EXTRACTED INFORMATION:
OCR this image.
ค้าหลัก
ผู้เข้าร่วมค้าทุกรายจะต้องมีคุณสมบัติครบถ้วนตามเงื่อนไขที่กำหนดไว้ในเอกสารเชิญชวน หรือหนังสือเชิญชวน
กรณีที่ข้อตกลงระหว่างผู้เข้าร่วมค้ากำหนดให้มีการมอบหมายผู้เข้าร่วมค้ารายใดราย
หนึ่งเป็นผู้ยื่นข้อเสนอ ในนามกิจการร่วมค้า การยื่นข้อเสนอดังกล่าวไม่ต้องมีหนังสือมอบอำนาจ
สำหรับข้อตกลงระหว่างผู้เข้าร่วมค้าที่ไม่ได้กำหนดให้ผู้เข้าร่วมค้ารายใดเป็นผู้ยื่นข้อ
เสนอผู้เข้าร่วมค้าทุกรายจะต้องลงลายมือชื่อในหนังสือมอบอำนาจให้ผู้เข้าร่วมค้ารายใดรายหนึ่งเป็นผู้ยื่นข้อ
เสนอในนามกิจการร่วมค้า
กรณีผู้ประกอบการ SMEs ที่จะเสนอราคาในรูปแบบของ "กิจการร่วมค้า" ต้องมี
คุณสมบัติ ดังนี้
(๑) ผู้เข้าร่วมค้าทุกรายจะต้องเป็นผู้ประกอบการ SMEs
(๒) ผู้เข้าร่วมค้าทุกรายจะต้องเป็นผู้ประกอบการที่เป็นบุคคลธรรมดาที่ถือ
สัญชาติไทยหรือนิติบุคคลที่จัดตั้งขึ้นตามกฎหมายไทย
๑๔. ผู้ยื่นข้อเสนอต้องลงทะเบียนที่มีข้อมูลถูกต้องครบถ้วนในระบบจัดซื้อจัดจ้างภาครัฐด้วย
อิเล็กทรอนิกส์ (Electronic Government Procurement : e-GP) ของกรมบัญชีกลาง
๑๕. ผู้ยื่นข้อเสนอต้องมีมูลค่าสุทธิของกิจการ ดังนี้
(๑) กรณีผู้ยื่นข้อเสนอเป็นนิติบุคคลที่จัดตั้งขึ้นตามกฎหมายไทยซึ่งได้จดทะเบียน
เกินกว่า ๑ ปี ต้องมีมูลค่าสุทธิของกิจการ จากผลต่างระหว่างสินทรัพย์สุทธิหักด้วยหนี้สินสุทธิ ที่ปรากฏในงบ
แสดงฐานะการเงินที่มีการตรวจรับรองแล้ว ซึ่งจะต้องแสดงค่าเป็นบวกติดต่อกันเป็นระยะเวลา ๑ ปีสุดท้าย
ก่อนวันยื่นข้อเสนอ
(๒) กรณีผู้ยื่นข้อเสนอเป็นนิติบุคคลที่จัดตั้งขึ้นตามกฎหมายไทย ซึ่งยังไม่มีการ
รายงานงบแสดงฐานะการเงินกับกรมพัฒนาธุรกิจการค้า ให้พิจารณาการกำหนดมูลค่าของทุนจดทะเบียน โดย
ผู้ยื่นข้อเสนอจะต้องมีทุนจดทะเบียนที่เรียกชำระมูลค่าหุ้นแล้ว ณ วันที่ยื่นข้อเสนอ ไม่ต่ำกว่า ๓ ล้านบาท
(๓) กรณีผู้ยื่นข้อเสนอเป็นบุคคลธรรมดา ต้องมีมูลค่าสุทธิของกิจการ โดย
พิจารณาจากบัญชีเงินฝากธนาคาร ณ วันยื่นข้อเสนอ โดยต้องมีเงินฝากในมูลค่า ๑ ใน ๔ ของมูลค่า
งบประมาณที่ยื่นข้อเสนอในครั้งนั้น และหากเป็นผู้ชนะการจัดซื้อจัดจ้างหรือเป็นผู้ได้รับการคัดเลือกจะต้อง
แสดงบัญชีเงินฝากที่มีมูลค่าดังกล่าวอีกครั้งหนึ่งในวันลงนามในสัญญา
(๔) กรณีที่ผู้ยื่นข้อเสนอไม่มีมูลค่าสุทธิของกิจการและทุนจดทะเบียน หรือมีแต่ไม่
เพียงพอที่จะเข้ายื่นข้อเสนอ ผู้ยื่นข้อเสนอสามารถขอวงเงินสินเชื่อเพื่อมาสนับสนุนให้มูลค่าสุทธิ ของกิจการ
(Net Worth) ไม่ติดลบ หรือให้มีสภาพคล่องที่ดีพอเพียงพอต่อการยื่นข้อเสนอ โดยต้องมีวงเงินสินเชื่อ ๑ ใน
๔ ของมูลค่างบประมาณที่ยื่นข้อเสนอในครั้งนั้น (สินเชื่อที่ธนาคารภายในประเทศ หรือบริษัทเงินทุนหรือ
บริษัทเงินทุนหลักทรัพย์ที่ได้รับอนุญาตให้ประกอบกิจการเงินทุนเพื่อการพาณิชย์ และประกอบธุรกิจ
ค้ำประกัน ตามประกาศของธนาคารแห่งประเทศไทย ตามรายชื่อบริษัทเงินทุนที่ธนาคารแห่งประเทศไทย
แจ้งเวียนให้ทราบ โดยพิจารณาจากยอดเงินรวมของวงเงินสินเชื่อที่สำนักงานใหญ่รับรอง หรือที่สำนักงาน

OBJECTIVE:
Copy out the whole listing, exactly as written.

ANSWER TO THE EXERCISE:
OCR this image.
ค้าหลัก
ผู้เข้าร่วมค้าทุกรายจะต้องมีคุณสมบัติครบถ้วนตามเงื่อนไขที่กำหนดไว้ในเอกสารเชิญชวน หรือหนังสือเชิญชวน
กรณีที่ข้อตกลงระหว่างผู้เข้าร่วมค้ากำหนดให้มีการมอบหมายผู้เข้าร่วมค้ารายใดราย
หนึ่งเป็นผู้ยื่นข้อเสนอ ในนามกิจการร่วมค้า การยื่นข้อเสนอดังกล่าวไม่ต้องมีหนังสือมอบอำนาจ
สำหรับข้อตกลงระหว่างผู้เข้าร่วมค้าที่ไม่ได้กำหนดให้ผู้เข้าร่วมค้ารายใดเป็นผู้ยื่นข้อ
เสนอผู้เข้าร่วมค้าทุกรายจะต้องลงลายมือชื่อในหนังสือมอบอำนาจให้ผู้เข้าร่วมค้ารายใดรายหนึ่งเป็นผู้ยื่นข้อ
เสนอในนามกิจการร่วมค้า
กรณีผู้ประกอบการ SMEs ที่จะเสนอราคาในรูปแบบของ "กิจการร่วมค้า" ต้องมี
คุณสมบัติ ดังนี้
(๑) ผู้เข้าร่วมค้าทุกรายจะต้องเป็นผู้ประกอบการ SMEs
(๒) ผู้เข้าร่วมค้าทุกรายจะต้องเป็นผู้ประกอบการที่เป็นบุคคลธรรมดาที่ถือ
สัญชาติไทยหรือนิติบุคคลที่จัดตั้งขึ้นตามกฎหมายไทย
๑๔. ผู้ยื่นข้อเสนอต้องลงทะเบียนที่มีข้อมูลถูกต้องครบถ้วนในระบบจัดซื้อจัดจ้างภาครัฐด้วย
อิเล็กทรอนิกส์ (Electronic Government Procurement : e-GP) ของกรมบัญชีกลาง
๑๕. ผู้ยื่นข้อเสนอต้องมีมูลค่าสุทธิของกิจการ ดังนี้
(๑) กรณีผู้ยื่นข้อเสนอเป็นนิติบุคคลที่จัดตั้งขึ้นตามกฎหมายไทยซึ่งได้จดทะเบียน
เกินกว่า ๑ ปี ต้องมีมูลค่าสุทธิของกิจการ จากผลต่างระหว่างสินทรัพย์สุทธิหักด้วยหนี้สินสุทธิ ที่ปรากฏในงบ
แสดงฐานะการเงินที่มีการตรวจรับรองแล้ว ซึ่งจะต้องแสดงค่าเป็นบวกติดต่อกันเป็นระยะเวลา ๑ ปีสุดท้าย
ก่อนวันยื่นข้อเสนอ
(๒) กรณีผู้ยื่นข้อเสนอเป็นนิติบุคคลที่จัดตั้งขึ้นตามกฎหมายไทย ซึ่งยังไม่มีการ
รายงานงบแสดงฐานะการเงินกับกรมพัฒนาธุรกิจการค้า ให้พิจารณาการกำหนดมูลค่าของทุนจดทะเบียน โดย
ผู้ยื่นข้อเสนอจะต้องมีทุนจดทะเบียนที่เรียกชำระมูลค่าหุ้นแล้ว ณ วันที่ยื่นข้อเสนอ ไม่ต่ำกว่า ๓ ล้านบาท
(๓) กรณีผู้ยื่นข้อเสนอเป็นบุคคลธรรมดา ต้องมีมูลค่าสุทธิของกิจการ โดย
พิจารณาจากบัญชีเงินฝากธนาคาร ณ วันยื่นข้อเสนอ โดยต้องมีเงินฝากในมูลค่า ๑ ใน ๔ ของมูลค่า
งบประมาณที่ยื่นข้อเสนอในครั้งนั้น และหากเป็นผู้ชนะการจัดซื้อจัดจ้างหรือเป็นผู้ได้รับการคัดเลือกจะต้อง
แสดงบัญชีเงินฝากที่มีมูลค่าดังกล่าวอีกครั้งหนึ่งในวันลงนามในสัญญา
(๔) กรณีที่ผู้ยื่นข้อเสนอไม่มีมูลค่าสุทธิของกิจการและทุนจดทะเบียน หรือมีแต่ไม่
เพียงพอที่จะเข้ายื่นข้อเสนอ ผู้ยื่นข้อเสนอสามารถขอวงเงินสินเชื่อเพื่อมาสนับสนุนให้มูลค่าสุทธิ ของกิจการ
(Net Worth) ไม่ติดลบ หรือให้มีสภาพคล่องที่ดีพอเพียงพอต่อการยื่นข้อเสนอ โดยต้องมีวงเงินสินเชื่อ ๑ ใน
๔ ของมูลค่างบประมาณที่ยื่นข้อเสนอในครั้งนั้น (สินเชื่อที่ธนาคารภายในประเทศ หรือบริษัทเงินทุนหรือ
บริษัทเงินทุนหลักทรัพย์ที่ได้รับอนุญาตให้ประกอบกิจการเงินทุนเพื่อการพาณิชย์ และประกอบธุรกิจ
ค้ำประกัน ตามประกาศของธนาคารแห่งประเทศไทย ตามรายชื่อบริษัทเงินทุนที่ธนาคารแห่งประเทศไทย
แจ้งเวียนให้ทราบ โดยพิจารณาจากยอดเงินรวมของวงเงินสินเชื่อที่สำนักงานใหญ่รับรอง หรือที่สำนักงาน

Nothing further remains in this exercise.